§ Problem to work on
Keep only those lines of the records that include the string "title".

§ Information given
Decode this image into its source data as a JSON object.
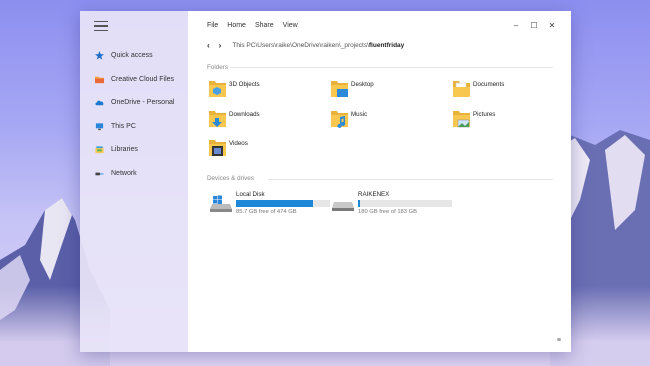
{
  "window": {
    "menu": [
      "File",
      "Home",
      "Share",
      "View"
    ],
    "controls": [
      "–",
      "☐",
      "✕"
    ]
  },
  "nav": {
    "back": "‹",
    "forward": "›",
    "path_prefix": "This PC\\Users\\raike\\OneDrive\\raiken\\_projects\\",
    "path_current": "fluentfriday"
  },
  "sidebar": {
    "items": [
      {
        "label": "Quick access",
        "icon": "pin-icon"
      },
      {
        "label": "Creative Cloud Files",
        "icon": "creative-cloud-icon"
      },
      {
        "label": "OneDrive - Personal",
        "icon": "cloud-icon"
      },
      {
        "label": "This PC",
        "icon": "pc-icon"
      },
      {
        "label": "Libraries",
        "icon": "libraries-icon"
      },
      {
        "label": "Network",
        "icon": "network-icon"
      }
    ]
  },
  "folders_section": {
    "title": "Folders",
    "items": [
      {
        "name": "3D Objects",
        "icon": "3d-objects-folder-icon"
      },
      {
        "name": "Desktop",
        "icon": "desktop-folder-icon"
      },
      {
        "name": "Documents",
        "icon": "documents-folder-icon"
      },
      {
        "name": "Downloads",
        "icon": "downloads-folder-icon"
      },
      {
        "name": "Music",
        "icon": "music-folder-icon"
      },
      {
        "name": "Pictures",
        "icon": "pictures-folder-icon"
      },
      {
        "name": "Videos",
        "icon": "videos-folder-icon"
      }
    ]
  },
  "devices_section": {
    "title": "Devices & drives",
    "drives": [
      {
        "name": "Local Disk",
        "free_text": "85.7 GB free of 474 GB",
        "used_fraction": 0.82
      },
      {
        "name": "RAIKENEX",
        "free_text": "180 GB free of 183 GB",
        "used_fraction": 0.02
      }
    ]
  },
  "view_toggle": "≡",
  "colors": {
    "accent": "#1e88d8",
    "folder": "#f7c750",
    "sidebar_bg": "#e8e4f8"
  }
}
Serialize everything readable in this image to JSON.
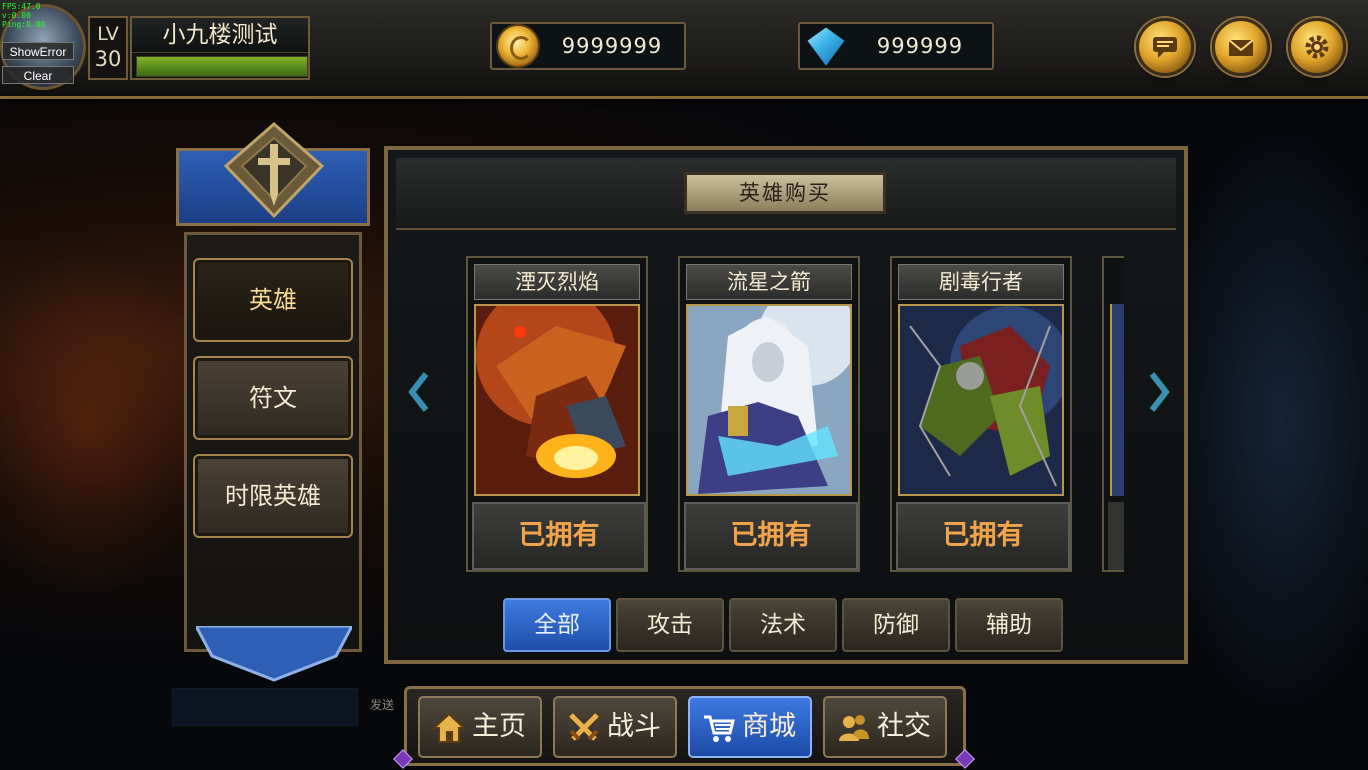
{
  "debug": {
    "lines": [
      "FPS:47.0",
      "v:0.00",
      "Ping:0.00"
    ],
    "show_error": "ShowError",
    "clear": "Clear"
  },
  "player": {
    "lv_label": "LV",
    "level": "30",
    "name": "小九楼测试",
    "xp_fraction": 1.0
  },
  "currency": {
    "gold": "9999999",
    "diamond": "999999"
  },
  "top_buttons": [
    "chat-bubble-icon",
    "mail-icon",
    "gear-icon"
  ],
  "left_menu": {
    "items": [
      {
        "label": "英雄",
        "active": true
      },
      {
        "label": "符文",
        "active": false
      },
      {
        "label": "时限英雄",
        "active": false
      }
    ]
  },
  "shop": {
    "title": "英雄购买",
    "cards": [
      {
        "name": "湮灭烈焰",
        "status": "已拥有"
      },
      {
        "name": "流星之箭",
        "status": "已拥有"
      },
      {
        "name": "剧毒行者",
        "status": "已拥有"
      }
    ],
    "filter_tabs": [
      {
        "label": "全部",
        "active": true
      },
      {
        "label": "攻击",
        "active": false
      },
      {
        "label": "法术",
        "active": false
      },
      {
        "label": "防御",
        "active": false
      },
      {
        "label": "辅助",
        "active": false
      }
    ]
  },
  "chat": {
    "input_value": "",
    "send_label": "发送"
  },
  "bottom_nav": [
    {
      "label": "主页",
      "icon": "home-icon",
      "active": false
    },
    {
      "label": "战斗",
      "icon": "crossed-swords-icon",
      "active": false
    },
    {
      "label": "商城",
      "icon": "shopping-cart-icon",
      "active": true
    },
    {
      "label": "社交",
      "icon": "friends-icon",
      "active": false
    }
  ],
  "colors": {
    "gold_trim": "#8a6a34",
    "active_blue": "#2f63c8",
    "owned_text": "#f3a44a"
  }
}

§ Reply to the task
    "title": "Folders",
    "title": "Devices & drives",
    "title": "英雄购买",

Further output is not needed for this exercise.